Write out only the lines running from the one that contains "Enumerate this screenshot's" to the end of the material, both ends included.

· · · · · · ·

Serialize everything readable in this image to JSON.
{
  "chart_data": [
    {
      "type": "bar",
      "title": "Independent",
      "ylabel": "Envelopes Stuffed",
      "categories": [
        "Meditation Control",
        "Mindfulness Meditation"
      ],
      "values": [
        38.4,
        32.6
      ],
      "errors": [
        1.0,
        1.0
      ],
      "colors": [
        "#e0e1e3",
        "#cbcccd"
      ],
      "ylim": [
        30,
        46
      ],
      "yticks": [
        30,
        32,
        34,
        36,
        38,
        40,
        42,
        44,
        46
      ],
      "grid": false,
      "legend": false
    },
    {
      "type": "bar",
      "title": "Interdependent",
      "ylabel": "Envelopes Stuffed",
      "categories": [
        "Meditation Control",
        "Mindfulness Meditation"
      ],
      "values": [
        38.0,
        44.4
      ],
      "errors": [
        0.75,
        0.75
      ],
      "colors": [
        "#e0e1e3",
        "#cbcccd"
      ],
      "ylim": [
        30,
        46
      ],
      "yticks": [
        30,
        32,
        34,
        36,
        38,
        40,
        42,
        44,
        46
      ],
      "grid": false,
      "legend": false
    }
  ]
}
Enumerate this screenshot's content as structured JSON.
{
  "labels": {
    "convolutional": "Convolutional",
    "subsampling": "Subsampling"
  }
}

· · · · · · ·

### SOLUTION FOR THIS TASK
Enumerate this screenshot's content as structured JSON.
{
  "labels": {
    "convolutional": "Convolutional",
    "subsampling": "Subsampling"
  }
}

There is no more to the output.